§ **WRITTEN PROBLEM**:
Each entry below is to be printed verbatim.

[Records about charts and figures]
——————————
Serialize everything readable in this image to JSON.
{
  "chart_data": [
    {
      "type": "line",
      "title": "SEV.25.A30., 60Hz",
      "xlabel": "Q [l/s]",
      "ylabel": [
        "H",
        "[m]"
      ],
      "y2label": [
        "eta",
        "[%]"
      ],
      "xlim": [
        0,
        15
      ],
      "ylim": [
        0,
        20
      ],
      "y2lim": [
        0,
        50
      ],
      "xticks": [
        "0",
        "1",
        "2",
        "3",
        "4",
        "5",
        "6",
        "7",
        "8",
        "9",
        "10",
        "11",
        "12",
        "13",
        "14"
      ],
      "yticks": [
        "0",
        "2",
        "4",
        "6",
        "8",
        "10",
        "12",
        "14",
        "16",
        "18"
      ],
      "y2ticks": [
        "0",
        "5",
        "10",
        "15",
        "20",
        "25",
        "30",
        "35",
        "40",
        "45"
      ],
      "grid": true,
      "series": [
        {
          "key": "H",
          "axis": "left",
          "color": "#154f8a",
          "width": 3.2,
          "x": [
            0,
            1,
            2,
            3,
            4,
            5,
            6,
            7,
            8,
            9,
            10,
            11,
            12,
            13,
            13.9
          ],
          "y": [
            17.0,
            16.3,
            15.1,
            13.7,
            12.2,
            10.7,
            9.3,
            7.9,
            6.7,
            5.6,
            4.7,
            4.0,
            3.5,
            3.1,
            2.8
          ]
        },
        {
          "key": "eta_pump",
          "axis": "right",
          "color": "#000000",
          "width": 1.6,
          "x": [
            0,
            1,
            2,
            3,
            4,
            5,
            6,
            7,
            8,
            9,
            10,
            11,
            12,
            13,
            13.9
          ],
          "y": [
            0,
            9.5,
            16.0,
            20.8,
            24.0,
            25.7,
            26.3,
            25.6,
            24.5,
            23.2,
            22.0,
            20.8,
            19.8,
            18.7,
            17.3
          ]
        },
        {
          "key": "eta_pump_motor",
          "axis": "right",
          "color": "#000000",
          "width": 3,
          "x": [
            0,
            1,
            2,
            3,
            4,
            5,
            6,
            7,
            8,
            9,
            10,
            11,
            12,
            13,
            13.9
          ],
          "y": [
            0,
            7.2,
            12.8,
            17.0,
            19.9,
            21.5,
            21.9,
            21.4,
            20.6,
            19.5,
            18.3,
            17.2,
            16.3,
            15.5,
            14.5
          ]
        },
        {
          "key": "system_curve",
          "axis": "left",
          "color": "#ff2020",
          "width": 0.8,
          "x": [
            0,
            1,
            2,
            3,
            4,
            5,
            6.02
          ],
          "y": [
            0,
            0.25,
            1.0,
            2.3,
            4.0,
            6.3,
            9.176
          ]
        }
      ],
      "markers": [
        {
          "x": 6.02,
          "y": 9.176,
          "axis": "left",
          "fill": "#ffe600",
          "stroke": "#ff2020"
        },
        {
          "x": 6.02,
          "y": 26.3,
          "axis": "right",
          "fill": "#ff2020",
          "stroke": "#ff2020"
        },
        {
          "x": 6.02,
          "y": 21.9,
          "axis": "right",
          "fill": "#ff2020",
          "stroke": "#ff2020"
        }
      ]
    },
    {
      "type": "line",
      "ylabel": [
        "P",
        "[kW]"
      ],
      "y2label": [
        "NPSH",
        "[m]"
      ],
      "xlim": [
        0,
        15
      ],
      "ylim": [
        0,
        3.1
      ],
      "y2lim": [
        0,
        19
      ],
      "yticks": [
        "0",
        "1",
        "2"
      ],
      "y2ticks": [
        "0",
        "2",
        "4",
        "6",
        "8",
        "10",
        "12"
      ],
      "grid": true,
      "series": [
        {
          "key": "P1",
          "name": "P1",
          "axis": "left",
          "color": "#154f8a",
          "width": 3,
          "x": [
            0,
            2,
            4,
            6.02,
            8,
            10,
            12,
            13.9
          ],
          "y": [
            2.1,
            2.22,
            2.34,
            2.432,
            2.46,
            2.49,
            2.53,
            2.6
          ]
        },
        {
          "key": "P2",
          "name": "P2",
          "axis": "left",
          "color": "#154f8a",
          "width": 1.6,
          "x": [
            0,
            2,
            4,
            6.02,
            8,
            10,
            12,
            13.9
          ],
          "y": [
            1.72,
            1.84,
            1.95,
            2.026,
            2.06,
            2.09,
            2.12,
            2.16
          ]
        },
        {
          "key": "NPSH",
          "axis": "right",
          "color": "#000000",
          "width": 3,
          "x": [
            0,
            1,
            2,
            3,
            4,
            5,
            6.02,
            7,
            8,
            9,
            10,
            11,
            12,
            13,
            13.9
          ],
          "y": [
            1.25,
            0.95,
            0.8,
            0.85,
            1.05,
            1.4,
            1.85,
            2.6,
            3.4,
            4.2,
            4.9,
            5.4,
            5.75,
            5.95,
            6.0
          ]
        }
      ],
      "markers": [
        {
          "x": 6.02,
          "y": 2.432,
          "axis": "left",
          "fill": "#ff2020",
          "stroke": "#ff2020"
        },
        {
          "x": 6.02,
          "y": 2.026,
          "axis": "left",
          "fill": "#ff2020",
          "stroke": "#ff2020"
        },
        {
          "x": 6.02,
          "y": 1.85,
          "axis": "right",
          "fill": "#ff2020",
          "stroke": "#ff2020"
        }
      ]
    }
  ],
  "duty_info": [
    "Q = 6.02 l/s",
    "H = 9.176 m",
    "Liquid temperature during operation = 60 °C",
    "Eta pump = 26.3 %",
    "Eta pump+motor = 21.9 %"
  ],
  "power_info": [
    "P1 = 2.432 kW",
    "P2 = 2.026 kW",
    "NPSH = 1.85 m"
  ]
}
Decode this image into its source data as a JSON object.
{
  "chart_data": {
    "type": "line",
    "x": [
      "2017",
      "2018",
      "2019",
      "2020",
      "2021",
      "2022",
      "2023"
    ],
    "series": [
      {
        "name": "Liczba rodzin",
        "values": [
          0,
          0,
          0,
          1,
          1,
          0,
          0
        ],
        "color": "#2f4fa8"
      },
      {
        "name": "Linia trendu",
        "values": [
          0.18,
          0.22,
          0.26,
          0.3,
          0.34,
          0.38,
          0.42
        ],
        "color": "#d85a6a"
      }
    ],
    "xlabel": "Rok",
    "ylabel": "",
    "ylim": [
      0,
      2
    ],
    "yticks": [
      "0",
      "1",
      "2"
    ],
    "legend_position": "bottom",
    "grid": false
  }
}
——————————
§ **CORRECT ANSWER**:
Serialize everything readable in this image to JSON.
{
  "chart_data": [
    {
      "type": "line",
      "title": "SEV.25.A30., 60Hz",
      "xlabel": "Q [l/s]",
      "ylabel": [
        "H",
        "[m]"
      ],
      "y2label": [
        "eta",
        "[%]"
      ],
      "xlim": [
        0,
        15
      ],
      "ylim": [
        0,
        20
      ],
      "y2lim": [
        0,
        50
      ],
      "xticks": [
        "0",
        "1",
        "2",
        "3",
        "4",
        "5",
        "6",
        "7",
        "8",
        "9",
        "10",
        "11",
        "12",
        "13",
        "14"
      ],
      "yticks": [
        "0",
        "2",
        "4",
        "6",
        "8",
        "10",
        "12",
        "14",
        "16",
        "18"
      ],
      "y2ticks": [
        "0",
        "5",
        "10",
        "15",
        "20",
        "25",
        "30",
        "35",
        "40",
        "45"
      ],
      "grid": true,
      "series": [
        {
          "key": "H",
          "axis": "left",
          "color": "#154f8a",
          "width": 3.2,
          "x": [
            0,
            1,
            2,
            3,
            4,
            5,
            6,
            7,
            8,
            9,
            10,
            11,
            12,
            13,
            13.9
          ],
          "y": [
            17.0,
            16.3,
            15.1,
            13.7,
            12.2,
            10.7,
            9.3,
            7.9,
            6.7,
            5.6,
            4.7,
            4.0,
            3.5,
            3.1,
            2.8
          ]
        },
        {
          "key": "eta_pump",
          "axis": "right",
          "color": "#000000",
          "width": 1.6,
          "x": [
            0,
            1,
            2,
            3,
            4,
            5,
            6,
            7,
            8,
            9,
            10,
            11,
            12,
            13,
            13.9
          ],
          "y": [
            0,
            9.5,
            16.0,
            20.8,
            24.0,
            25.7,
            26.3,
            25.6,
            24.5,
            23.2,
            22.0,
            20.8,
            19.8,
            18.7,
            17.3
          ]
        },
        {
          "key": "eta_pump_motor",
          "axis": "right",
          "color": "#000000",
          "width": 3,
          "x": [
            0,
            1,
            2,
            3,
            4,
            5,
            6,
            7,
            8,
            9,
            10,
            11,
            12,
            13,
            13.9
          ],
          "y": [
            0,
            7.2,
            12.8,
            17.0,
            19.9,
            21.5,
            21.9,
            21.4,
            20.6,
            19.5,
            18.3,
            17.2,
            16.3,
            15.5,
            14.5
          ]
        },
        {
          "key": "system_curve",
          "axis": "left",
          "color": "#ff2020",
          "width": 0.8,
          "x": [
            0,
            1,
            2,
            3,
            4,
            5,
            6.02
          ],
          "y": [
            0,
            0.25,
            1.0,
            2.3,
            4.0,
            6.3,
            9.176
          ]
        }
      ],
      "markers": [
        {
          "x": 6.02,
          "y": 9.176,
          "axis": "left",
          "fill": "#ffe600",
          "stroke": "#ff2020"
        },
        {
          "x": 6.02,
          "y": 26.3,
          "axis": "right",
          "fill": "#ff2020",
          "stroke": "#ff2020"
        },
        {
          "x": 6.02,
          "y": 21.9,
          "axis": "right",
          "fill": "#ff2020",
          "stroke": "#ff2020"
        }
      ]
    },
    {
      "type": "line",
      "ylabel": [
        "P",
        "[kW]"
      ],
      "y2label": [
        "NPSH",
        "[m]"
      ],
      "xlim": [
        0,
        15
      ],
      "ylim": [
        0,
        3.1
      ],
      "y2lim": [
        0,
        19
      ],
      "yticks": [
        "0",
        "1",
        "2"
      ],
      "y2ticks": [
        "0",
        "2",
        "4",
        "6",
        "8",
        "10",
        "12"
      ],
      "grid": true,
      "series": [
        {
          "key": "P1",
          "name": "P1",
          "axis": "left",
          "color": "#154f8a",
          "width": 3,
          "x": [
            0,
            2,
            4,
            6.02,
            8,
            10,
            12,
            13.9
          ],
          "y": [
            2.1,
            2.22,
            2.34,
            2.432,
            2.46,
            2.49,
            2.53,
            2.6
          ]
        },
        {
          "key": "P2",
          "name": "P2",
          "axis": "left",
          "color": "#154f8a",
          "width": 1.6,
          "x": [
            0,
            2,
            4,
            6.02,
            8,
            10,
            12,
            13.9
          ],
          "y": [
            1.72,
            1.84,
            1.95,
            2.026,
            2.06,
            2.09,
            2.12,
            2.16
          ]
        },
        {
          "key": "NPSH",
          "axis": "right",
          "color": "#000000",
          "width": 3,
          "x": [
            0,
            1,
            2,
            3,
            4,
            5,
            6.02,
            7,
            8,
            9,
            10,
            11,
            12,
            13,
            13.9
          ],
          "y": [
            1.25,
            0.95,
            0.8,
            0.85,
            1.05,
            1.4,
            1.85,
            2.6,
            3.4,
            4.2,
            4.9,
            5.4,
            5.75,
            5.95,
            6.0
          ]
        }
      ],
      "markers": [
        {
          "x": 6.02,
          "y": 2.432,
          "axis": "left",
          "fill": "#ff2020",
          "stroke": "#ff2020"
        },
        {
          "x": 6.02,
          "y": 2.026,
          "axis": "left",
          "fill": "#ff2020",
          "stroke": "#ff2020"
        },
        {
          "x": 6.02,
          "y": 1.85,
          "axis": "right",
          "fill": "#ff2020",
          "stroke": "#ff2020"
        }
      ]
    }
  ],
  "duty_info": [
    "Q = 6.02 l/s",
    "H = 9.176 m",
    "Liquid temperature during operation = 60 °C",
    "Eta pump = 26.3 %",
    "Eta pump+motor = 21.9 %"
  ],
  "power_info": [
    "P1 = 2.432 kW",
    "P2 = 2.026 kW",
    "NPSH = 1.85 m"
  ]
}
Decode this image into its source data as a JSON object.
{
  "chart_data": {
    "type": "line",
    "x": [
      "2017",
      "2018",
      "2019",
      "2020",
      "2021",
      "2022",
      "2023"
    ],
    "series": [
      {
        "name": "Liczba rodzin",
        "values": [
          0,
          0,
          0,
          1,
          1,
          0,
          0
        ],
        "color": "#2f4fa8"
      },
      {
        "name": "Linia trendu",
        "values": [
          0.18,
          0.22,
          0.26,
          0.3,
          0.34,
          0.38,
          0.42
        ],
        "color": "#d85a6a"
      }
    ],
    "xlabel": "Rok",
    "ylabel": "",
    "ylim": [
      0,
      2
    ],
    "yticks": [
      "0",
      "1",
      "2"
    ],
    "legend_position": "bottom",
    "grid": false
  }
}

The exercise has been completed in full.